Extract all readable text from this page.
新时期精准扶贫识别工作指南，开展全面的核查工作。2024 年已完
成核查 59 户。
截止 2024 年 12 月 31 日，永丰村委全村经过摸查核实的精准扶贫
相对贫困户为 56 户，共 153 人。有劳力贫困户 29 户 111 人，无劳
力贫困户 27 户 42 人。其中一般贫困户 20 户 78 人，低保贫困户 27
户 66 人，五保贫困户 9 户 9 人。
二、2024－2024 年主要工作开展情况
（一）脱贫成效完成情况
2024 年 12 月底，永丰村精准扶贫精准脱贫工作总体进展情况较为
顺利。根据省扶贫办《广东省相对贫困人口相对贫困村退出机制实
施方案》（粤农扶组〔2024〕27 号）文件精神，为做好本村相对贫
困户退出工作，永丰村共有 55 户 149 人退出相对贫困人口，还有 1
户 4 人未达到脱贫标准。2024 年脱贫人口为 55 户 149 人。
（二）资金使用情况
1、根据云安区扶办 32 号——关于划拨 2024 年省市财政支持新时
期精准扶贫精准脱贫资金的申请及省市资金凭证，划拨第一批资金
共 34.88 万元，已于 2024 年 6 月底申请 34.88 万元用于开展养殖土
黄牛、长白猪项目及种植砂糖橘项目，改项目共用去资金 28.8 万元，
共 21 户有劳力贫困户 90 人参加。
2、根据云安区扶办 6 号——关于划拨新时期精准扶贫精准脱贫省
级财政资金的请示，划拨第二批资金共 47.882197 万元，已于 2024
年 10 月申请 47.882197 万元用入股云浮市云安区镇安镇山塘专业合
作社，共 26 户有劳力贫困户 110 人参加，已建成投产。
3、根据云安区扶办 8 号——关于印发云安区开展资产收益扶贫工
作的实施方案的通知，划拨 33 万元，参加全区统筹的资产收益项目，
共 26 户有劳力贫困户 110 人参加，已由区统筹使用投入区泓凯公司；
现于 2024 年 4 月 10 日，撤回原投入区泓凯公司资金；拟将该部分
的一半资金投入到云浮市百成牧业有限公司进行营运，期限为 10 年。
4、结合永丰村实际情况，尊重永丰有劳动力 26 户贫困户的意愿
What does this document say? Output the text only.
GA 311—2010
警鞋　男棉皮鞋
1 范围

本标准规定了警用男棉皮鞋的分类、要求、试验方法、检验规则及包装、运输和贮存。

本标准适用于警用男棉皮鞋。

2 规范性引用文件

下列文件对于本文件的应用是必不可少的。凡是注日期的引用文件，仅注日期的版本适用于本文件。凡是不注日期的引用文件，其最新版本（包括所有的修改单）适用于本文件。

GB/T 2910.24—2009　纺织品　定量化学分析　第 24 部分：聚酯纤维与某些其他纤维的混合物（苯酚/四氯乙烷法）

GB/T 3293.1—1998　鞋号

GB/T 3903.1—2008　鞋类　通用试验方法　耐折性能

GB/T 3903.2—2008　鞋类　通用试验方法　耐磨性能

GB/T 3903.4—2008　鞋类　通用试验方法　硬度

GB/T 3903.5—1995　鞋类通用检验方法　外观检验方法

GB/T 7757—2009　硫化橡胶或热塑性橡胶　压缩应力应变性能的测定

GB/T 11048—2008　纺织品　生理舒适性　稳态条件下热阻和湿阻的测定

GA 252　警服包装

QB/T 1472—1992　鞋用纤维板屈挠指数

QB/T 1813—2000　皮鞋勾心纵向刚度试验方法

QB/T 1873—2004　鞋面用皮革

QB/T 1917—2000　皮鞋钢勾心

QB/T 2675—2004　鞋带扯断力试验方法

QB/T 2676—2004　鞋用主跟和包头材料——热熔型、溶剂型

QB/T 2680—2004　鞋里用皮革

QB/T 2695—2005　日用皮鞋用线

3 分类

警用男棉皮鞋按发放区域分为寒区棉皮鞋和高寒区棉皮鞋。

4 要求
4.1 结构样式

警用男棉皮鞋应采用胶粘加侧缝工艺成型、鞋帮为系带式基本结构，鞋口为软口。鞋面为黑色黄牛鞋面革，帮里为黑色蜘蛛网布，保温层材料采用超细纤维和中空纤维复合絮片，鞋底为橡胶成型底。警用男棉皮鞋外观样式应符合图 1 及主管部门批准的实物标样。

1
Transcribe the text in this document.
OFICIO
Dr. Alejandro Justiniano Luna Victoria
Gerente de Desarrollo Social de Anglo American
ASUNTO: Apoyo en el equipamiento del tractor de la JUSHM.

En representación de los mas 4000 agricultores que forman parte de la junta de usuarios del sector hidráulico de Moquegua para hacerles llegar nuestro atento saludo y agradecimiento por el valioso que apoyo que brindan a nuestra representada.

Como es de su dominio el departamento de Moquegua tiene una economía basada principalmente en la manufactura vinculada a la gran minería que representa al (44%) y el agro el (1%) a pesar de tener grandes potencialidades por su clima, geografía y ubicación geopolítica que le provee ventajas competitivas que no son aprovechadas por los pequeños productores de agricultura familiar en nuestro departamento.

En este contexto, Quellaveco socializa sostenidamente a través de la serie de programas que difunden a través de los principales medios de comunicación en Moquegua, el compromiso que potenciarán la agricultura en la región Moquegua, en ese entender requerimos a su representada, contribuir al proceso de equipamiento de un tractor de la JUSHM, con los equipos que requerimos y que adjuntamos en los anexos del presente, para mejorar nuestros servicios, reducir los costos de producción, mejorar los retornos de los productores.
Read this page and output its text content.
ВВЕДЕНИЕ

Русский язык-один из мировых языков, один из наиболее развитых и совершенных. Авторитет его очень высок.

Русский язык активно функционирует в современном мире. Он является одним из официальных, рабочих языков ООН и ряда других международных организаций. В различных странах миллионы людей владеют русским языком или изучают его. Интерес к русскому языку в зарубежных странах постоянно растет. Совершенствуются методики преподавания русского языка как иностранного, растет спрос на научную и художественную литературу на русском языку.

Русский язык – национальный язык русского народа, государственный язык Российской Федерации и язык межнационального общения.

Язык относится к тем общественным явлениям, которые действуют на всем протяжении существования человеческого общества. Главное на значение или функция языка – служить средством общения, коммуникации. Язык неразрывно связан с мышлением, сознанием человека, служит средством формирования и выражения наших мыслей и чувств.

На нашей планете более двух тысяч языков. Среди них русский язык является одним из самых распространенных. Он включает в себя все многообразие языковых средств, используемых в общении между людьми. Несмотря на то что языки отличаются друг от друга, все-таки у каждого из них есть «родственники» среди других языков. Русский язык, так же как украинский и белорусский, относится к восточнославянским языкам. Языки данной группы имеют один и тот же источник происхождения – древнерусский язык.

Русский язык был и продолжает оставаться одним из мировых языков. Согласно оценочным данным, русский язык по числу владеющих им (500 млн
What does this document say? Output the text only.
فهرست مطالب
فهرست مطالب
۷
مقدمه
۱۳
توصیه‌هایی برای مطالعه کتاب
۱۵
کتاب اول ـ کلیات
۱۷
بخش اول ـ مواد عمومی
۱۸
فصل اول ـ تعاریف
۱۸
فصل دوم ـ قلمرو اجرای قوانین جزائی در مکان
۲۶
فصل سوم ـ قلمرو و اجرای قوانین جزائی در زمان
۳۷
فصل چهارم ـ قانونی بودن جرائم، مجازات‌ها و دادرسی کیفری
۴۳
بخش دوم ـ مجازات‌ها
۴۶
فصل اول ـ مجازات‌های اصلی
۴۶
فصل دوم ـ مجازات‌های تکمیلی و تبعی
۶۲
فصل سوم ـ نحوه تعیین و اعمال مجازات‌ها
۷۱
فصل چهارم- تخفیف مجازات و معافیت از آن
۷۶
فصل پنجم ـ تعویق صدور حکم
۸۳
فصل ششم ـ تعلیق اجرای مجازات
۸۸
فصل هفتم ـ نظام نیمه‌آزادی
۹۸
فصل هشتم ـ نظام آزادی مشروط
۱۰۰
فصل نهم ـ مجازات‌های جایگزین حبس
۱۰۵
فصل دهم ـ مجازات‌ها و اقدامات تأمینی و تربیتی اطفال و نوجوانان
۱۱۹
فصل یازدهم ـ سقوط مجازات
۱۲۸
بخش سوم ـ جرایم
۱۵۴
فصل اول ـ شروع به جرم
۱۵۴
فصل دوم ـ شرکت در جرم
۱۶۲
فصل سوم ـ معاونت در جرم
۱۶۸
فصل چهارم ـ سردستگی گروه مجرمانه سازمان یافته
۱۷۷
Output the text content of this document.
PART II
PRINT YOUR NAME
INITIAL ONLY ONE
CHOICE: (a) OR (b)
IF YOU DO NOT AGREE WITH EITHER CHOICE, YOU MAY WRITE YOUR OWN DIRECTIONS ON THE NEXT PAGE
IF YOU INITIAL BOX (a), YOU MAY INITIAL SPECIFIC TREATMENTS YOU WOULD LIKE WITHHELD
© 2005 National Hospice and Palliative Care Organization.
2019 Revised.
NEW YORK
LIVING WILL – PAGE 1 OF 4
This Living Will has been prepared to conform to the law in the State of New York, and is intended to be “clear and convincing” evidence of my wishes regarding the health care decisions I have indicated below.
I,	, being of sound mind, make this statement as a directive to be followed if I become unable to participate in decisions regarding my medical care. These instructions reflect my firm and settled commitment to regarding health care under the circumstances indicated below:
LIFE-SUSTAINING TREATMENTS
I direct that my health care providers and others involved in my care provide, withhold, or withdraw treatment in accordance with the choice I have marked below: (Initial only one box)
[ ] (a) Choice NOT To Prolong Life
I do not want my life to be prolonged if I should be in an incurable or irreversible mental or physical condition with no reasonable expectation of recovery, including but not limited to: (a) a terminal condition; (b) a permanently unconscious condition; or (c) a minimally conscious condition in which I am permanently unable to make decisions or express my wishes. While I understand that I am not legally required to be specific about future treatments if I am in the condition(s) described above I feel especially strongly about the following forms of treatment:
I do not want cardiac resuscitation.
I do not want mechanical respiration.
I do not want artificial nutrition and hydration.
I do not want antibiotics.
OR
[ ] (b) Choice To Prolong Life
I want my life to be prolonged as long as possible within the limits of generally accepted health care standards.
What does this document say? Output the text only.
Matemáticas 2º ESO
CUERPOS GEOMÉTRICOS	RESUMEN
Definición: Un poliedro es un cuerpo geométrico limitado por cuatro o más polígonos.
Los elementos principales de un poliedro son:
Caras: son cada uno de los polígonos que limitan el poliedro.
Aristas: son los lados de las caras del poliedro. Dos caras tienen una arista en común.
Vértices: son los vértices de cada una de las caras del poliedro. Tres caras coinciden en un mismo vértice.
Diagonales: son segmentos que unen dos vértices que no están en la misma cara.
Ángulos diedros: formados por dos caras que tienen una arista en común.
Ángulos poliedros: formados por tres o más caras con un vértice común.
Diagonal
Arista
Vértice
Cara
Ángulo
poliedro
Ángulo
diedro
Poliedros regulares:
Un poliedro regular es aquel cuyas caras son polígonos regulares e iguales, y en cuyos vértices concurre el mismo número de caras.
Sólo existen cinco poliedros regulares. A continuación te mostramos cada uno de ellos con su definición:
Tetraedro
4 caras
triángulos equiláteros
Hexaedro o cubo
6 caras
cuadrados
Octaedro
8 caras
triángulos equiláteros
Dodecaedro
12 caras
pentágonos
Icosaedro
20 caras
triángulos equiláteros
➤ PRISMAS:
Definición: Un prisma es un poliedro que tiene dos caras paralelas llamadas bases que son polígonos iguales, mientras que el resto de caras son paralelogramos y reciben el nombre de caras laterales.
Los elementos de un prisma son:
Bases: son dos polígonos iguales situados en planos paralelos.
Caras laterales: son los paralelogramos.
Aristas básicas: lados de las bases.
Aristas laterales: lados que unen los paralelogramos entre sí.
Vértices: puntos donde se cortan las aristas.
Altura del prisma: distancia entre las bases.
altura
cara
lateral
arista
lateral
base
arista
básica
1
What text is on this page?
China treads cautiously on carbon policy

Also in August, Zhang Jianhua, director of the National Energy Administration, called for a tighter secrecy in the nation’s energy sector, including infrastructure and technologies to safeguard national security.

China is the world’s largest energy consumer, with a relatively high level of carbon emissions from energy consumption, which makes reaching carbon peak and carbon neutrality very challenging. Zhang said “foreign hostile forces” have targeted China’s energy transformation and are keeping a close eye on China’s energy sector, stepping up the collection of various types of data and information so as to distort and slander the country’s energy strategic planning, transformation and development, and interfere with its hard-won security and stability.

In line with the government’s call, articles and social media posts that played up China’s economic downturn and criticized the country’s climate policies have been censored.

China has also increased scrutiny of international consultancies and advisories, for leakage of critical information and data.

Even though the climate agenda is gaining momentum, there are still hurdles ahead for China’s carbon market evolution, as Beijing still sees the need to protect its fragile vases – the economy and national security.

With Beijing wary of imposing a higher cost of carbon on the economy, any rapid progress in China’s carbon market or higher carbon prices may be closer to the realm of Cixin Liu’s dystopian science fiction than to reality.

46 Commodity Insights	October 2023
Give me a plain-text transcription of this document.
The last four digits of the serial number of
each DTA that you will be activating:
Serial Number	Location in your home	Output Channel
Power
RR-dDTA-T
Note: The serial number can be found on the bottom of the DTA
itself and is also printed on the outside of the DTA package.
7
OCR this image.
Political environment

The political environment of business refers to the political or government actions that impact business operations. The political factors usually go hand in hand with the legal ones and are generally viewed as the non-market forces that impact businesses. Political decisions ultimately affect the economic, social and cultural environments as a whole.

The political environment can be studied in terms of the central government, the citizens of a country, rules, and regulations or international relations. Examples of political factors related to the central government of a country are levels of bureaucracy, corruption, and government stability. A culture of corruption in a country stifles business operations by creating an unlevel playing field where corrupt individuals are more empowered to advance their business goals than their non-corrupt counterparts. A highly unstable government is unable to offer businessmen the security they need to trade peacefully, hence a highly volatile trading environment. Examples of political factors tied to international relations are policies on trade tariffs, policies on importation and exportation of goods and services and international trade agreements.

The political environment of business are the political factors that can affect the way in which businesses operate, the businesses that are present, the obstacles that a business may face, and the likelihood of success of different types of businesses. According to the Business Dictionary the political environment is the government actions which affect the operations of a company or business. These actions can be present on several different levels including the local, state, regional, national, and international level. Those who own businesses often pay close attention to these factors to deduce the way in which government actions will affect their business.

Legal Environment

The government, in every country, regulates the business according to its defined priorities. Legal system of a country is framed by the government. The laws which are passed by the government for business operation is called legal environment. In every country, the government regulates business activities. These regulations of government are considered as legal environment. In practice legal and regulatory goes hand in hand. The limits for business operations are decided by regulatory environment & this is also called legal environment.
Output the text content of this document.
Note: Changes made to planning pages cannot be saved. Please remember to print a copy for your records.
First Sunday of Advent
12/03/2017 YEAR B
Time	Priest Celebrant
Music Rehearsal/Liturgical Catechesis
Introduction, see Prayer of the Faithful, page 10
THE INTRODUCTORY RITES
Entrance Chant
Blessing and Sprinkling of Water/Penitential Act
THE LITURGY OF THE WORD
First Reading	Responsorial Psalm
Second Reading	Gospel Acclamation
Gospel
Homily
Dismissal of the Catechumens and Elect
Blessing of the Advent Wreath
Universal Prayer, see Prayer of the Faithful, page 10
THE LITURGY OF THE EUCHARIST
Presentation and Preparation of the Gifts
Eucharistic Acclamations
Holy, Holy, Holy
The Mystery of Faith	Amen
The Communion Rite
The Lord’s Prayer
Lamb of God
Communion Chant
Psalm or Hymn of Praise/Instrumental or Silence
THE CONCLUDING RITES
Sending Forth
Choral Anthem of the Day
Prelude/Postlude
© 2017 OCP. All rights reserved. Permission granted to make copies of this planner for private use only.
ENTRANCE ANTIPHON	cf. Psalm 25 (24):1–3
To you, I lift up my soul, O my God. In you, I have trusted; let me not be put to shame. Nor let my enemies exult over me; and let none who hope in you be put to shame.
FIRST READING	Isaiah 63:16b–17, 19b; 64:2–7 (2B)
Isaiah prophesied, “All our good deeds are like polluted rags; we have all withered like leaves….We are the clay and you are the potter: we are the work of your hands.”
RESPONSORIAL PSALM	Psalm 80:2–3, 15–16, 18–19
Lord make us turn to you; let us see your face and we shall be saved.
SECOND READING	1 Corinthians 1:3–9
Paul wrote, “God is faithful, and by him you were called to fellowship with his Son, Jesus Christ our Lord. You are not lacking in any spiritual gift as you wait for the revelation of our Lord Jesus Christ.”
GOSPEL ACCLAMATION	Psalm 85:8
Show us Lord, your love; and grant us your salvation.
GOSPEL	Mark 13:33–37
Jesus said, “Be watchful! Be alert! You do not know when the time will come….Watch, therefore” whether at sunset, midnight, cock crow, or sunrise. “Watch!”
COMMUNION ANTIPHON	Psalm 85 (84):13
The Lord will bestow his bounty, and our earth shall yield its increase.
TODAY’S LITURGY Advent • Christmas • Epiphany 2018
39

........

Your instructions :: Tally the lines above containing "русского". Answer with the count only.

Output for this exercise :: 2